**TESTO DEL DOCUMENTO**
Schwab e Draghi, con una lunga storia di collaborazione, sono considerati da alcuni critici come simboli di una visione troppo globalista che suscita un dibattito acceso e posizioni antagoniste. Questo, per molti critici, per via delle loro posizioni nette e della determinazione sulle politiche promosse sia nel contesto del World Economic Forum (WEF) sia a livello internazionale.
Klaus Schwab, nel suo discorso al forum del 2023, ha ribadito l’importanza di una piattaforma inclusiva per governare il futuro della comunità globale.
Questa visione enfatizza la cooperazione internazionale, la globalizzazione economica e la governance multilaterale come strumenti chiave per affrontare le sfide globali, dal cambiamento climatico alla sicurezza alimentare, fino alla digitalizzazione e alla pandemia. Tuttavia, questa prospettiva è stata oggetto di critiche da parte di movimenti antiglobalisti e di alcuni analisti.
I critici di questa visione globalista contestano l’idea di una governance globale che potrebbe minare la sovranità nazionale e favorire interessi elitari a discapito delle comunità locali. Essi sostengono che tali iniziative potrebbero concentrare il potere decisionale in poche mani, spesso non elette democraticamente, e ridurre la capacità dei singoli paesi di autodeterminarsi.
Inoltre, movimenti antiglobalisti mettono in discussione l’efficacia e la trasparenza delle istituzioni globali come il WEF nel risolvere le disuguaglianze economiche globali e i problemi di sostenibilità ambientale. C’è preoccupazione che le politiche proposte da figure come Schwab possano favorire le grandi corporazioni e le élite finanziarie a scapito delle piccole imprese e dei lavoratori.

**CONSEGNA 1**
Elenca tutte le sfide globali che il testo su Schwab e Draghi cita come ambiti da affrontare con la cooperazione internazionale.
**CONSEGNA 2**
Riscrivi il tratto del testo su Schwab e Draghi che va da "Inoltre, movimenti antiglobalisti" fino a "e dei lavoratori." compreso, sostituendo "lavoratori" con "dipendenti".
Per svolgere il lavoro non occorre consultare i record.

**DATI DA ESAMINARE**
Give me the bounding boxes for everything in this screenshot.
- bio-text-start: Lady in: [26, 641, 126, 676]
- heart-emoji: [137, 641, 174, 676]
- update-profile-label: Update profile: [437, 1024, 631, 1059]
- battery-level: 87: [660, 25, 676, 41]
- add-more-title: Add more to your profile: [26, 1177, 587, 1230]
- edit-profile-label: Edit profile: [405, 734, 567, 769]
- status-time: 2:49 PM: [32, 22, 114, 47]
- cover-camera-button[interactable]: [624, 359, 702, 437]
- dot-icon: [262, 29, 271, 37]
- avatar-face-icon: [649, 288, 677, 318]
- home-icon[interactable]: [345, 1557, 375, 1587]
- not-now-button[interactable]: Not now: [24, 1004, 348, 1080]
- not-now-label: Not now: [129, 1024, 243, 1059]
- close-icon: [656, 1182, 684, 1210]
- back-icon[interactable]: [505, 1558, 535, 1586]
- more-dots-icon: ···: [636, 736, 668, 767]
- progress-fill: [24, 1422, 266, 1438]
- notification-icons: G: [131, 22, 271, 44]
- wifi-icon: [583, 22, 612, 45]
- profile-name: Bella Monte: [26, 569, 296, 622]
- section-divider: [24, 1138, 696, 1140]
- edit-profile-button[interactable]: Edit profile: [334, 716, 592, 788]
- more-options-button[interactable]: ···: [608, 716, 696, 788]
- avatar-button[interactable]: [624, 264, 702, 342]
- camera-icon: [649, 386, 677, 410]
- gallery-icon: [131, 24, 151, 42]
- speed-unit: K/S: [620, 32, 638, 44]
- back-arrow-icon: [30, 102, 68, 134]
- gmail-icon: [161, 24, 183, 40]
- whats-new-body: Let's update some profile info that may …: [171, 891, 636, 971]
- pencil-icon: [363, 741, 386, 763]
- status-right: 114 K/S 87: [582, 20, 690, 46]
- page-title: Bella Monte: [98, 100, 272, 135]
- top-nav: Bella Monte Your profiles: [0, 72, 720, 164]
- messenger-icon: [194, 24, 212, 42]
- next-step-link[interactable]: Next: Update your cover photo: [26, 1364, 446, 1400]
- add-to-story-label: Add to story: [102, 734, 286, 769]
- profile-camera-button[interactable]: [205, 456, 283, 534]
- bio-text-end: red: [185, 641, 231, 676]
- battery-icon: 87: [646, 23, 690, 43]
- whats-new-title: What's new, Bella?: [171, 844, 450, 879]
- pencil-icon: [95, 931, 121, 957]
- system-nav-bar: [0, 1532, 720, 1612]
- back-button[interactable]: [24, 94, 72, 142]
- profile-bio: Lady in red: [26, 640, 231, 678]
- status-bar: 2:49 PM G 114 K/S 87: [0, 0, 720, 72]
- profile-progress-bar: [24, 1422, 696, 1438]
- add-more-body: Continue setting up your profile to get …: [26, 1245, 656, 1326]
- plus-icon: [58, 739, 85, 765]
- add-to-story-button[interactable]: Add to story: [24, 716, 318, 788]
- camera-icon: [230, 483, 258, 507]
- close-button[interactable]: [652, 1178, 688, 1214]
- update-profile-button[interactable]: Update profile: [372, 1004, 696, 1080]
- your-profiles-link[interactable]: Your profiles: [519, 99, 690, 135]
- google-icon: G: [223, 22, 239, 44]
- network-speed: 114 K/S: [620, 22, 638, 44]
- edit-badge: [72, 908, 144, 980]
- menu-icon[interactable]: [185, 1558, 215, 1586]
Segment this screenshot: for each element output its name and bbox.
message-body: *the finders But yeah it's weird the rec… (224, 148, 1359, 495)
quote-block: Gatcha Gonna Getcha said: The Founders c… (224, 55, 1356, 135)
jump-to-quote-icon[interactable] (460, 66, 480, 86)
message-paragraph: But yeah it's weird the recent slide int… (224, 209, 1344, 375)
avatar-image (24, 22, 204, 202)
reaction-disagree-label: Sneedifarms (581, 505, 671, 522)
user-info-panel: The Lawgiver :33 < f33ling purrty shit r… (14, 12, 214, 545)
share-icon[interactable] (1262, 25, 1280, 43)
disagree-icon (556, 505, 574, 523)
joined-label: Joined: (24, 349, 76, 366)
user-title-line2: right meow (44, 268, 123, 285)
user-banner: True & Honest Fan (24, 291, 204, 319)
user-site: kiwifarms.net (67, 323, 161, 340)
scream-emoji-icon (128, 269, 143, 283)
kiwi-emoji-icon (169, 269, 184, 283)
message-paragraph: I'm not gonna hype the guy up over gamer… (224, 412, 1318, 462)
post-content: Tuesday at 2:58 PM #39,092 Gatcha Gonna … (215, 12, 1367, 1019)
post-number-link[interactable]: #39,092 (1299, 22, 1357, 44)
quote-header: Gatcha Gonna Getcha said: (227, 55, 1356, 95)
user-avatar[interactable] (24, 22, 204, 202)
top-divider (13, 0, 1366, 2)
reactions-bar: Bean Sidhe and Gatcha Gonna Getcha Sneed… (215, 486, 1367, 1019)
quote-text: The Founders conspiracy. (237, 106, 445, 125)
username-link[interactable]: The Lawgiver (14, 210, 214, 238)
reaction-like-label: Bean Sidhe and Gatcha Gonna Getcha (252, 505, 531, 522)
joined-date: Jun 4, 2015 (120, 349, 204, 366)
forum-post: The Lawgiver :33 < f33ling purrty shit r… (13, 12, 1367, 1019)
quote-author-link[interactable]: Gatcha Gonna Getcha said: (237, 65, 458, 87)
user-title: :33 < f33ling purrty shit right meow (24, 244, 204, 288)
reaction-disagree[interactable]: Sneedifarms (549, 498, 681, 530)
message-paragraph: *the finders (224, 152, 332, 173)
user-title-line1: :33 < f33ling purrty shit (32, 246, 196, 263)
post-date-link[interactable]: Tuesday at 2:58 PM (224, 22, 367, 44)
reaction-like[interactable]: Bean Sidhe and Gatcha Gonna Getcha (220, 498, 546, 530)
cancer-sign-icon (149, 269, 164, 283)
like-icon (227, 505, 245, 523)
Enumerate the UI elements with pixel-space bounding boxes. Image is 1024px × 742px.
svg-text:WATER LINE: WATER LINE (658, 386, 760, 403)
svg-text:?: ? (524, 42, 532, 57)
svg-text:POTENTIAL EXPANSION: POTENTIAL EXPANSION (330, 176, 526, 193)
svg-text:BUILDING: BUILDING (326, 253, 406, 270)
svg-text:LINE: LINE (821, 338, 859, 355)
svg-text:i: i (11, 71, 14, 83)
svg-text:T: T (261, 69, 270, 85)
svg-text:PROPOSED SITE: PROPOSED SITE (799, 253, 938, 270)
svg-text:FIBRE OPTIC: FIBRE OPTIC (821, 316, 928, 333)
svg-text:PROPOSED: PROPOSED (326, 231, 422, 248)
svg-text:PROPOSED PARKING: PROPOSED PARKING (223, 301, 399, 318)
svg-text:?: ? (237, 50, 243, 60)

**RISPOSTA SCRITTA 1**
- il cambiamento climatico
- la sicurezza alimentare
- la digitalizzazione
- la pandemia

**RISPOSTA SCRITTA 2**
Inoltre, movimenti antiglobalisti mettono in discussione l’efficacia e la trasparenza delle istituzioni globali come il WEF nel risolvere le disuguaglianze economiche globali e i problemi di sostenibilità ambientale. C’è preoccupazione che le politiche proposte da figure come Schwab possano favorire le grandi corporazioni e le élite finanziarie a scapito delle piccole imprese e dei dipendenti.